[start of THE INPUT]
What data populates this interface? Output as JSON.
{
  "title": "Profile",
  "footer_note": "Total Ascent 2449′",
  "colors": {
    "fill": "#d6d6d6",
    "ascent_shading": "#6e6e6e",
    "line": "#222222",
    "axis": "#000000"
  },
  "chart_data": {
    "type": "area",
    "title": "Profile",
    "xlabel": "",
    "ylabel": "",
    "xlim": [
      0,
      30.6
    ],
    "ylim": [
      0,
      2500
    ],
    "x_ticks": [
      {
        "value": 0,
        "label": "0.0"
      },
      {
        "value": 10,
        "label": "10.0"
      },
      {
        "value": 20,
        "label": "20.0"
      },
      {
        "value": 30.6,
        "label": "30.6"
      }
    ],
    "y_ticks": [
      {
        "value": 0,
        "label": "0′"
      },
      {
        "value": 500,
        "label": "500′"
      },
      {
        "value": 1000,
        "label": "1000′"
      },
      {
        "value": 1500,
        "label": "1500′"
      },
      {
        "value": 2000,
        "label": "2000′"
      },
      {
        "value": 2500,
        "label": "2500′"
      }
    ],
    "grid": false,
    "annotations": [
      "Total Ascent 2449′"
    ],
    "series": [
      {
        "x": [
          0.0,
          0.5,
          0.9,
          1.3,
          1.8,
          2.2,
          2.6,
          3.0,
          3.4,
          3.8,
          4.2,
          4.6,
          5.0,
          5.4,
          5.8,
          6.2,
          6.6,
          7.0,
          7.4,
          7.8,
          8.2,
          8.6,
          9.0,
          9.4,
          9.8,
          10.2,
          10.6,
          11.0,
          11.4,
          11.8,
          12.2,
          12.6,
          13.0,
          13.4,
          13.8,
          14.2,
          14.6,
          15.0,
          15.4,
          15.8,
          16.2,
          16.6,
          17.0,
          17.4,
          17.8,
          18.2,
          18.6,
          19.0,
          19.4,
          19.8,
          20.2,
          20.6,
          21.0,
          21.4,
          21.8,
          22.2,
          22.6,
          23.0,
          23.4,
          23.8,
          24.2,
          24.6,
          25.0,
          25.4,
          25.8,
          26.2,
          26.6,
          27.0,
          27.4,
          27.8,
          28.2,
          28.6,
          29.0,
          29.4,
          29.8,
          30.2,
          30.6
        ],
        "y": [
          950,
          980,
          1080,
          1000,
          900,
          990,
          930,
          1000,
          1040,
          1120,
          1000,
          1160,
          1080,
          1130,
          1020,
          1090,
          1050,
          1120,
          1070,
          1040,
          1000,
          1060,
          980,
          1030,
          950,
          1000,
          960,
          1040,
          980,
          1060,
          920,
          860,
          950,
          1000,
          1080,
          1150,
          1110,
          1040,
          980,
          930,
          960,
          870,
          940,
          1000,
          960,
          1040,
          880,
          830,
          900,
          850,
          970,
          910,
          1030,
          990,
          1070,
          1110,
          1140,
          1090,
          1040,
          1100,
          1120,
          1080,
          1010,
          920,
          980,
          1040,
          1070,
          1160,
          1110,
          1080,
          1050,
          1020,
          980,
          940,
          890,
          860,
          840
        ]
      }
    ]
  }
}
[end of THE INPUT]
TO BE DONE ▸ Type out the material again exactly as presented.

SOLUTION TO THIS EXERCISE ▸
What data populates this interface? Output as JSON.
{
  "title": "Profile",
  "footer_note": "Total Ascent 2449′",
  "colors": {
    "fill": "#d6d6d6",
    "ascent_shading": "#6e6e6e",
    "line": "#222222",
    "axis": "#000000"
  },
  "chart_data": {
    "type": "area",
    "title": "Profile",
    "xlabel": "",
    "ylabel": "",
    "xlim": [
      0,
      30.6
    ],
    "ylim": [
      0,
      2500
    ],
    "x_ticks": [
      {
        "value": 0,
        "label": "0.0"
      },
      {
        "value": 10,
        "label": "10.0"
      },
      {
        "value": 20,
        "label": "20.0"
      },
      {
        "value": 30.6,
        "label": "30.6"
      }
    ],
    "y_ticks": [
      {
        "value": 0,
        "label": "0′"
      },
      {
        "value": 500,
        "label": "500′"
      },
      {
        "value": 1000,
        "label": "1000′"
      },
      {
        "value": 1500,
        "label": "1500′"
      },
      {
        "value": 2000,
        "label": "2000′"
      },
      {
        "value": 2500,
        "label": "2500′"
      }
    ],
    "grid": false,
    "annotations": [
      "Total Ascent 2449′"
    ],
    "series": [
      {
        "x": [
          0.0,
          0.5,
          0.9,
          1.3,
          1.8,
          2.2,
          2.6,
          3.0,
          3.4,
          3.8,
          4.2,
          4.6,
          5.0,
          5.4,
          5.8,
          6.2,
          6.6,
          7.0,
          7.4,
          7.8,
          8.2,
          8.6,
          9.0,
          9.4,
          9.8,
          10.2,
          10.6,
          11.0,
          11.4,
          11.8,
          12.2,
          12.6,
          13.0,
          13.4,
          13.8,
          14.2,
          14.6,
          15.0,
          15.4,
          15.8,
          16.2,
          16.6,
          17.0,
          17.4,
          17.8,
          18.2,
          18.6,
          19.0,
          19.4,
          19.8,
          20.2,
          20.6,
          21.0,
          21.4,
          21.8,
          22.2,
          22.6,
          23.0,
          23.4,
          23.8,
          24.2,
          24.6,
          25.0,
          25.4,
          25.8,
          26.2,
          26.6,
          27.0,
          27.4,
          27.8,
          28.2,
          28.6,
          29.0,
          29.4,
          29.8,
          30.2,
          30.6
        ],
        "y": [
          950,
          980,
          1080,
          1000,
          900,
          990,
          930,
          1000,
          1040,
          1120,
          1000,
          1160,
          1080,
          1130,
          1020,
          1090,
          1050,
          1120,
          1070,
          1040,
          1000,
          1060,
          980,
          1030,
          950,
          1000,
          960,
          1040,
          980,
          1060,
          920,
          860,
          950,
          1000,
          1080,
          1150,
          1110,
          1040,
          980,
          930,
          960,
          870,
          940,
          1000,
          960,
          1040,
          880,
          830,
          900,
          850,
          970,
          910,
          1030,
          990,
          1070,
          1110,
          1140,
          1090,
          1040,
          1100,
          1120,
          1080,
          1010,
          920,
          980,
          1040,
          1070,
          1160,
          1110,
          1080,
          1050,
          1020,
          980,
          940,
          890,
          860,
          840
        ]
      }
    ]
  }
}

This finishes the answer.